- Stated problem:
Repeat each entry as written, dropping any picture you find.
* begin Extracted entries *
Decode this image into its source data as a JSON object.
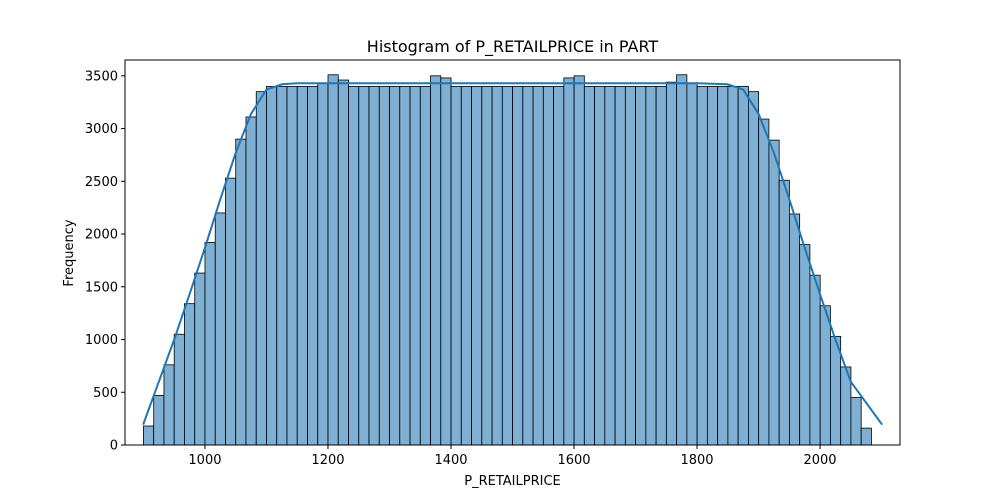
{
  "chart_data": {
    "type": "bar",
    "title": "Histogram of P_RETAILPRICE in PART",
    "xlabel": "P_RETAILPRICE",
    "ylabel": "Frequency",
    "xlim": [
      870,
      2130
    ],
    "ylim": [
      0,
      3650
    ],
    "xticks": [
      1000,
      1200,
      1400,
      1600,
      1800,
      2000
    ],
    "yticks": [
      0,
      500,
      1000,
      1500,
      2000,
      2500,
      3000,
      3500
    ],
    "grid": false,
    "bin_start": 900,
    "bin_width": 16.67,
    "values": [
      180,
      470,
      760,
      1050,
      1340,
      1630,
      1920,
      2200,
      2530,
      2900,
      3110,
      3350,
      3400,
      3400,
      3400,
      3400,
      3400,
      3430,
      3510,
      3460,
      3400,
      3400,
      3400,
      3400,
      3400,
      3400,
      3400,
      3400,
      3500,
      3480,
      3400,
      3400,
      3400,
      3400,
      3400,
      3400,
      3400,
      3400,
      3400,
      3400,
      3400,
      3480,
      3500,
      3400,
      3400,
      3400,
      3400,
      3400,
      3400,
      3400,
      3400,
      3440,
      3510,
      3430,
      3400,
      3400,
      3400,
      3400,
      3400,
      3350,
      3090,
      2890,
      2510,
      2190,
      1900,
      1610,
      1320,
      1030,
      740,
      450,
      160
    ],
    "kde": {
      "x": [
        900,
        925,
        950,
        975,
        1000,
        1025,
        1050,
        1075,
        1100,
        1125,
        1150,
        1200,
        1300,
        1400,
        1500,
        1600,
        1700,
        1800,
        1850,
        1875,
        1900,
        1925,
        1950,
        1975,
        2000,
        2025,
        2050,
        2075,
        2100
      ],
      "y": [
        200,
        600,
        1000,
        1430,
        1870,
        2330,
        2770,
        3140,
        3370,
        3420,
        3430,
        3430,
        3430,
        3430,
        3430,
        3430,
        3430,
        3430,
        3420,
        3370,
        3140,
        2770,
        2330,
        1870,
        1430,
        1000,
        600,
        400,
        200
      ]
    },
    "colors": {
      "bar_fill": "#7fafd2",
      "bar_edge": "#000000",
      "kde_line": "#1f77b4"
    }
  }
}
* end Extracted entries *
- Solution to the problem:
Decode this image into its source data as a JSON object.
{
  "chart_data": {
    "type": "bar",
    "title": "Histogram of P_RETAILPRICE in PART",
    "xlabel": "P_RETAILPRICE",
    "ylabel": "Frequency",
    "xlim": [
      870,
      2130
    ],
    "ylim": [
      0,
      3650
    ],
    "xticks": [
      1000,
      1200,
      1400,
      1600,
      1800,
      2000
    ],
    "yticks": [
      0,
      500,
      1000,
      1500,
      2000,
      2500,
      3000,
      3500
    ],
    "grid": false,
    "bin_start": 900,
    "bin_width": 16.67,
    "values": [
      180,
      470,
      760,
      1050,
      1340,
      1630,
      1920,
      2200,
      2530,
      2900,
      3110,
      3350,
      3400,
      3400,
      3400,
      3400,
      3400,
      3430,
      3510,
      3460,
      3400,
      3400,
      3400,
      3400,
      3400,
      3400,
      3400,
      3400,
      3500,
      3480,
      3400,
      3400,
      3400,
      3400,
      3400,
      3400,
      3400,
      3400,
      3400,
      3400,
      3400,
      3480,
      3500,
      3400,
      3400,
      3400,
      3400,
      3400,
      3400,
      3400,
      3400,
      3440,
      3510,
      3430,
      3400,
      3400,
      3400,
      3400,
      3400,
      3350,
      3090,
      2890,
      2510,
      2190,
      1900,
      1610,
      1320,
      1030,
      740,
      450,
      160
    ],
    "kde": {
      "x": [
        900,
        925,
        950,
        975,
        1000,
        1025,
        1050,
        1075,
        1100,
        1125,
        1150,
        1200,
        1300,
        1400,
        1500,
        1600,
        1700,
        1800,
        1850,
        1875,
        1900,
        1925,
        1950,
        1975,
        2000,
        2025,
        2050,
        2075,
        2100
      ],
      "y": [
        200,
        600,
        1000,
        1430,
        1870,
        2330,
        2770,
        3140,
        3370,
        3420,
        3430,
        3430,
        3430,
        3430,
        3430,
        3430,
        3430,
        3430,
        3420,
        3370,
        3140,
        2770,
        2330,
        1870,
        1430,
        1000,
        600,
        400,
        200
      ]
    },
    "colors": {
      "bar_fill": "#7fafd2",
      "bar_edge": "#000000",
      "kde_line": "#1f77b4"
    }
  }
}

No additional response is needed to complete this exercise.